Copy the data below exactly, omitting any picture it contains.

-- Begin Record extracts --

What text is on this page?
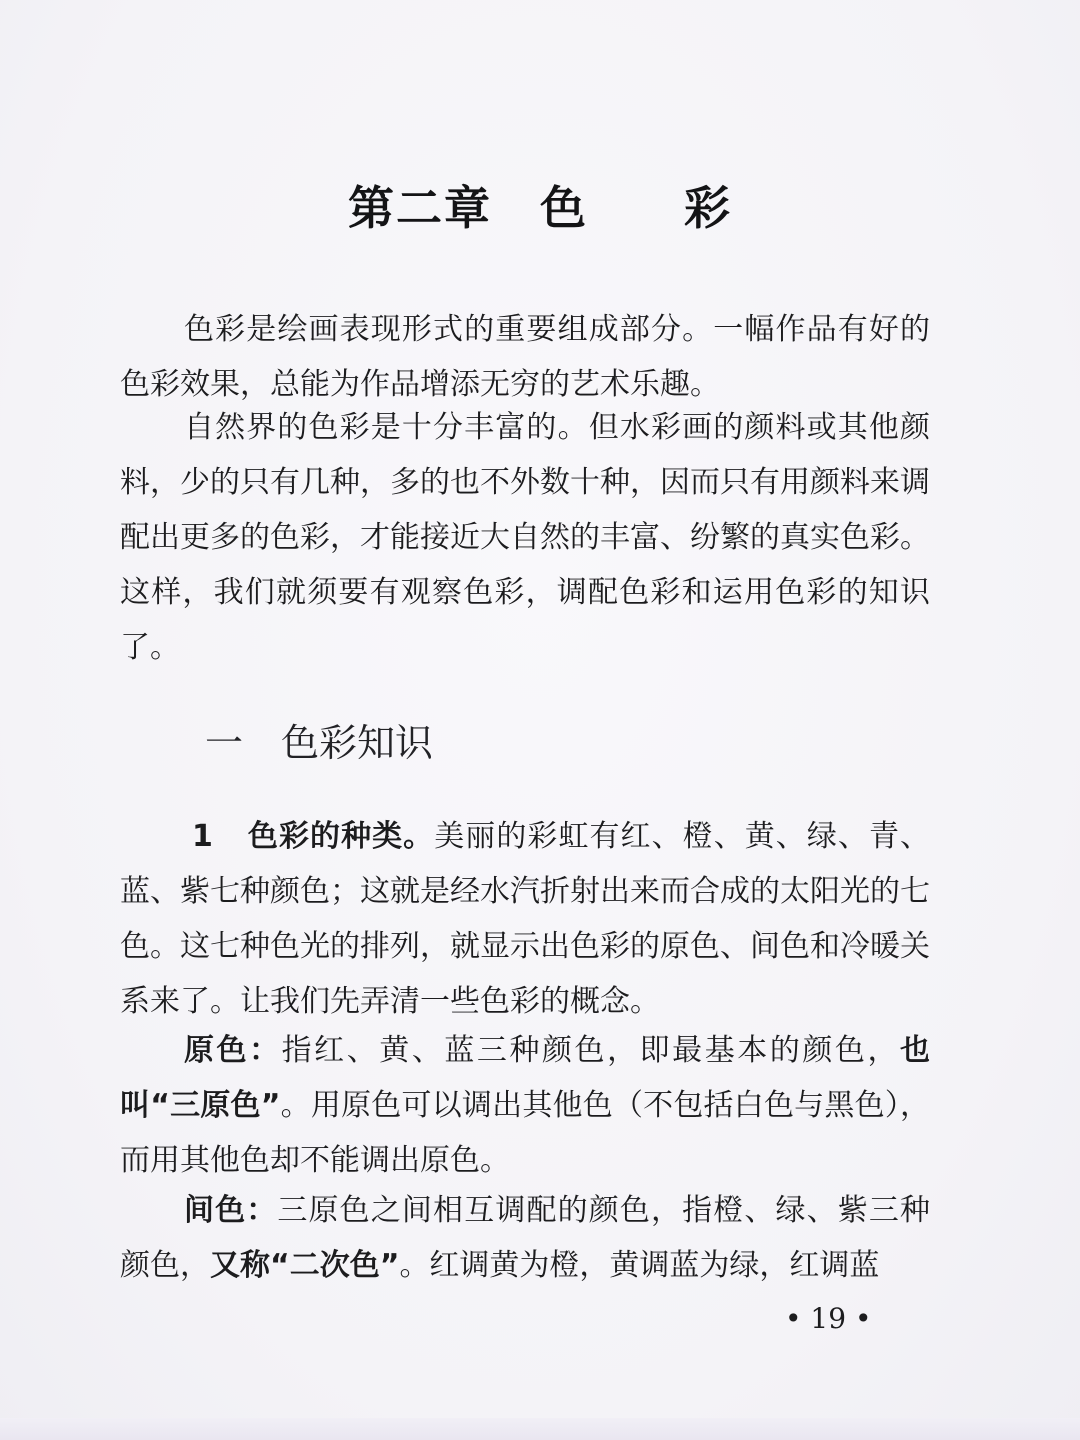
第二章　色　　彩

色彩是绘画表现形式的重要组成部分。一幅作品有好的色彩效果，总能为作品增添无穷的艺术乐趣。

自然界的色彩是十分丰富的。但水彩画的颜料或其他颜料，少的只有几种，多的也不外数十种，因而只有用颜料来调配出更多的色彩，才能接近大自然的丰富、纷繁的真实色彩。这样，我们就须要有观察色彩，调配色彩和运用色彩的知识了。

一　色彩知识

1 色彩的种类。美丽的彩虹有红、橙、黄、绿、青、蓝、紫七种颜色；这就是经水汽折射出来而合成的太阳光的七色。这七种色光的排列，就显示出色彩的原色、间色和冷暖关系来了。让我们先弄清一些色彩的概念。

原色：指红、黄、蓝三种颜色，即最基本的颜色，也叫“三原色”。用原色可以调出其他色（不包括白色与黑色），而用其他色却不能调出原色。

间色：三原色之间相互调配的颜色，指橙、绿、紫三种颜色，又称“二次色”。红调黄为橙，黄调蓝为绿，红调蓝

• 19 •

-- End Record extracts --

### Response for this exercise
What text is on this page?
第二章　色　　彩

色彩是绘画表现形式的重要组成部分。一幅作品有好的色彩效果，总能为作品增添无穷的艺术乐趣。

自然界的色彩是十分丰富的。但水彩画的颜料或其他颜料，少的只有几种，多的也不外数十种，因而只有用颜料来调配出更多的色彩，才能接近大自然的丰富、纷繁的真实色彩。这样，我们就须要有观察色彩，调配色彩和运用色彩的知识了。

一　色彩知识

1 色彩的种类。美丽的彩虹有红、橙、黄、绿、青、蓝、紫七种颜色；这就是经水汽折射出来而合成的太阳光的七色。这七种色光的排列，就显示出色彩的原色、间色和冷暖关系来了。让我们先弄清一些色彩的概念。

原色：指红、黄、蓝三种颜色，即最基本的颜色，也叫“三原色”。用原色可以调出其他色（不包括白色与黑色），而用其他色却不能调出原色。

间色：三原色之间相互调配的颜色，指橙、绿、紫三种颜色，又称“二次色”。红调黄为橙，黄调蓝为绿，红调蓝

• 19 •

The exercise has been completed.